→ **Stated exercise**: Give as output the line that contains "Transcribe the text in this document.", followed by every remaining line of the entries, unchanged and with nothing added.

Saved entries
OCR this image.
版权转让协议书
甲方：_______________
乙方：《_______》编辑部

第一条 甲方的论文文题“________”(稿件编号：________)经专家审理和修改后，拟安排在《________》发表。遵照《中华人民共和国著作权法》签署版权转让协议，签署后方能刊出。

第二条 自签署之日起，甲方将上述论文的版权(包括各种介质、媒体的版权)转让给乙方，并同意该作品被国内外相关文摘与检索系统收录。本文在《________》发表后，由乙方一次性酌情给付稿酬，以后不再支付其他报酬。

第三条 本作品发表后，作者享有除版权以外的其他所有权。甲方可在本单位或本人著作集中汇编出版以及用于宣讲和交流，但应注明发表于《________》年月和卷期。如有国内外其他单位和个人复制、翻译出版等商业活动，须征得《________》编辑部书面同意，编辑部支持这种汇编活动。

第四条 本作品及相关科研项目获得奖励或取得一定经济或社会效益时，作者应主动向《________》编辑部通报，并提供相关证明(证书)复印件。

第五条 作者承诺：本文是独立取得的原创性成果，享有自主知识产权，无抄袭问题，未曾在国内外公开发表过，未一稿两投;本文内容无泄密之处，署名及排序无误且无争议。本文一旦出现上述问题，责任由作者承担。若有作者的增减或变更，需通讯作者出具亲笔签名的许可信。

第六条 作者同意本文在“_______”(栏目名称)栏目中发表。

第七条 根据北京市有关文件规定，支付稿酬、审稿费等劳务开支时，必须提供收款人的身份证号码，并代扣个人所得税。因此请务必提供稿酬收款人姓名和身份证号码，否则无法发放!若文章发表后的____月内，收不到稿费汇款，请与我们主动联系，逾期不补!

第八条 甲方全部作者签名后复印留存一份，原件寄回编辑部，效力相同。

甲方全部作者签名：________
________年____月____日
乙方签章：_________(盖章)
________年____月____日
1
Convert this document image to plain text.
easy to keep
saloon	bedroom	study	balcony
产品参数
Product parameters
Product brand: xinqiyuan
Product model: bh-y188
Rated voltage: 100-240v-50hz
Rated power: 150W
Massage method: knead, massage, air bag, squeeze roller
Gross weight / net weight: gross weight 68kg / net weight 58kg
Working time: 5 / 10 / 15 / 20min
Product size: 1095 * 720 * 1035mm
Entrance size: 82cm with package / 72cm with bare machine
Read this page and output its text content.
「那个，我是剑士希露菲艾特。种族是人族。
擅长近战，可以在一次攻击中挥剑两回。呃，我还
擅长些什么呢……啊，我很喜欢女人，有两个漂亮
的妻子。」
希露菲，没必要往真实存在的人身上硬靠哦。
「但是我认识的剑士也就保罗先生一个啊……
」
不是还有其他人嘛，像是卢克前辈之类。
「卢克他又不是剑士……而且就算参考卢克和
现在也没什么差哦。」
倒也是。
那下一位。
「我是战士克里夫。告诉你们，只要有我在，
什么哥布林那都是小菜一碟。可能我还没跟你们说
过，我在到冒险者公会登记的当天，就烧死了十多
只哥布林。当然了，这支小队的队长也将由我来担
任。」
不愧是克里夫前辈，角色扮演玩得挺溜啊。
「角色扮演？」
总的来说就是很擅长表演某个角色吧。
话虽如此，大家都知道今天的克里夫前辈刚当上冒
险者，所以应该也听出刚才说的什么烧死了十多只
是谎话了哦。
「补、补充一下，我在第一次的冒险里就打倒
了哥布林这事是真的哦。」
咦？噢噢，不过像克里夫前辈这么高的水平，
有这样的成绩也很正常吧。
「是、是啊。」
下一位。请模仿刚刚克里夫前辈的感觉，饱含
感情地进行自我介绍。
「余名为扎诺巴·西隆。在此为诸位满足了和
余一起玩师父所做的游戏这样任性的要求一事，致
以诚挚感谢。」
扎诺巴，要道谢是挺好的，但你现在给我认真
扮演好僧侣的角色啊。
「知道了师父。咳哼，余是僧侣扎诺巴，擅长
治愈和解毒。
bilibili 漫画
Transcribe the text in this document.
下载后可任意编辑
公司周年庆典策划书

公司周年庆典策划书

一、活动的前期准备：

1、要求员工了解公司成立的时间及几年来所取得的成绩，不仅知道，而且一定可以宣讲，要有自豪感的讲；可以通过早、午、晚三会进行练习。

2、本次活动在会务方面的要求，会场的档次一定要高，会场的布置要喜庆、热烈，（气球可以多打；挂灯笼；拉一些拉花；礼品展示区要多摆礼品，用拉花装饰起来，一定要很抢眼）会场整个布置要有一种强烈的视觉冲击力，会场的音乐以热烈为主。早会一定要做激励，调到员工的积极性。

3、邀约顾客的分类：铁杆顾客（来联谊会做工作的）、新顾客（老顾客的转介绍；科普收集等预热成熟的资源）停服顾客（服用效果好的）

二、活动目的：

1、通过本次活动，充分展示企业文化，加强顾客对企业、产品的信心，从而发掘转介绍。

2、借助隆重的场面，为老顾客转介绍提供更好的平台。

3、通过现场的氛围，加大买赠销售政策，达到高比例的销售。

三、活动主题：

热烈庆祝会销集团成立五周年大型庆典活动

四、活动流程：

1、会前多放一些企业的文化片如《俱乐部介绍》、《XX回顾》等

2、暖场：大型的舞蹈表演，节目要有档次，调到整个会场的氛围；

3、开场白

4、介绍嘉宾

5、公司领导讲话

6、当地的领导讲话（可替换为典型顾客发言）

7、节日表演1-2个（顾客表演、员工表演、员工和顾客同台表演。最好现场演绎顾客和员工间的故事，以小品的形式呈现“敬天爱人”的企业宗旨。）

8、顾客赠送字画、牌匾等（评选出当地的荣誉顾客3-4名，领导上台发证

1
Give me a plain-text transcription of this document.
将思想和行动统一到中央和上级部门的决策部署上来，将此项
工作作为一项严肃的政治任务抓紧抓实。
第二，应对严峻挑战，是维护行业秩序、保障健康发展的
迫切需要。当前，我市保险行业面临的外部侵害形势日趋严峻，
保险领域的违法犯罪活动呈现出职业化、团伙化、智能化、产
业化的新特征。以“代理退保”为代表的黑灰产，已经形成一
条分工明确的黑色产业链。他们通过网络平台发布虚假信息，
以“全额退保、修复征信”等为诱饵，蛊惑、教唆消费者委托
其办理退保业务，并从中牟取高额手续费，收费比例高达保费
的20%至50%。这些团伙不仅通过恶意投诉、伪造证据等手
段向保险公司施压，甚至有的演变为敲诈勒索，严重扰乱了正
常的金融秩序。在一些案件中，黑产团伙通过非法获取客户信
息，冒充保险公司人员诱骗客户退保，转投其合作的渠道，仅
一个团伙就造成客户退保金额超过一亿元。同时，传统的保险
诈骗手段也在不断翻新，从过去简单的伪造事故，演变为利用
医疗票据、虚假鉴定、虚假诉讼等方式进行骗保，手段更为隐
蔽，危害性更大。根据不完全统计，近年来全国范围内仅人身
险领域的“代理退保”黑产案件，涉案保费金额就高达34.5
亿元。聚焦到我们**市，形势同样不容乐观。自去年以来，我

→ **Full response**:
Transcribe the text in this document.
下载后可任意编辑
公司周年庆典策划书

公司周年庆典策划书

一、活动的前期准备：

1、要求员工了解公司成立的时间及几年来所取得的成绩，不仅知道，而且一定可以宣讲，要有自豪感的讲；可以通过早、午、晚三会进行练习。

2、本次活动在会务方面的要求，会场的档次一定要高，会场的布置要喜庆、热烈，（气球可以多打；挂灯笼；拉一些拉花；礼品展示区要多摆礼品，用拉花装饰起来，一定要很抢眼）会场整个布置要有一种强烈的视觉冲击力，会场的音乐以热烈为主。早会一定要做激励，调到员工的积极性。

3、邀约顾客的分类：铁杆顾客（来联谊会做工作的）、新顾客（老顾客的转介绍；科普收集等预热成熟的资源）停服顾客（服用效果好的）

二、活动目的：

1、通过本次活动，充分展示企业文化，加强顾客对企业、产品的信心，从而发掘转介绍。

2、借助隆重的场面，为老顾客转介绍提供更好的平台。

3、通过现场的氛围，加大买赠销售政策，达到高比例的销售。

三、活动主题：

热烈庆祝会销集团成立五周年大型庆典活动

四、活动流程：

1、会前多放一些企业的文化片如《俱乐部介绍》、《XX回顾》等

2、暖场：大型的舞蹈表演，节目要有档次，调到整个会场的氛围；

3、开场白

4、介绍嘉宾

5、公司领导讲话

6、当地的领导讲话（可替换为典型顾客发言）

7、节日表演1-2个（顾客表演、员工表演、员工和顾客同台表演。最好现场演绎顾客和员工间的故事，以小品的形式呈现“敬天爱人”的企业宗旨。）

8、顾客赠送字画、牌匾等（评选出当地的荣誉顾客3-4名，领导上台发证

1
Give me a plain-text transcription of this document.
将思想和行动统一到中央和上级部门的决策部署上来，将此项
工作作为一项严肃的政治任务抓紧抓实。
第二，应对严峻挑战，是维护行业秩序、保障健康发展的
迫切需要。当前，我市保险行业面临的外部侵害形势日趋严峻，
保险领域的违法犯罪活动呈现出职业化、团伙化、智能化、产
业化的新特征。以“代理退保”为代表的黑灰产，已经形成一
条分工明确的黑色产业链。他们通过网络平台发布虚假信息，
以“全额退保、修复征信”等为诱饵，蛊惑、教唆消费者委托
其办理退保业务，并从中牟取高额手续费，收费比例高达保费
的20%至50%。这些团伙不仅通过恶意投诉、伪造证据等手
段向保险公司施压，甚至有的演变为敲诈勒索，严重扰乱了正
常的金融秩序。在一些案件中，黑产团伙通过非法获取客户信
息，冒充保险公司人员诱骗客户退保，转投其合作的渠道，仅
一个团伙就造成客户退保金额超过一亿元。同时，传统的保险
诈骗手段也在不断翻新，从过去简单的伪造事故，演变为利用
医疗票据、虚假鉴定、虚假诉讼等方式进行骗保，手段更为隐
蔽，危害性更大。根据不完全统计，近年来全国范围内仅人身
险领域的“代理退保”黑产案件，涉案保费金额就高达34.5
亿元。聚焦到我们**市，形势同样不容乐观。自去年以来，我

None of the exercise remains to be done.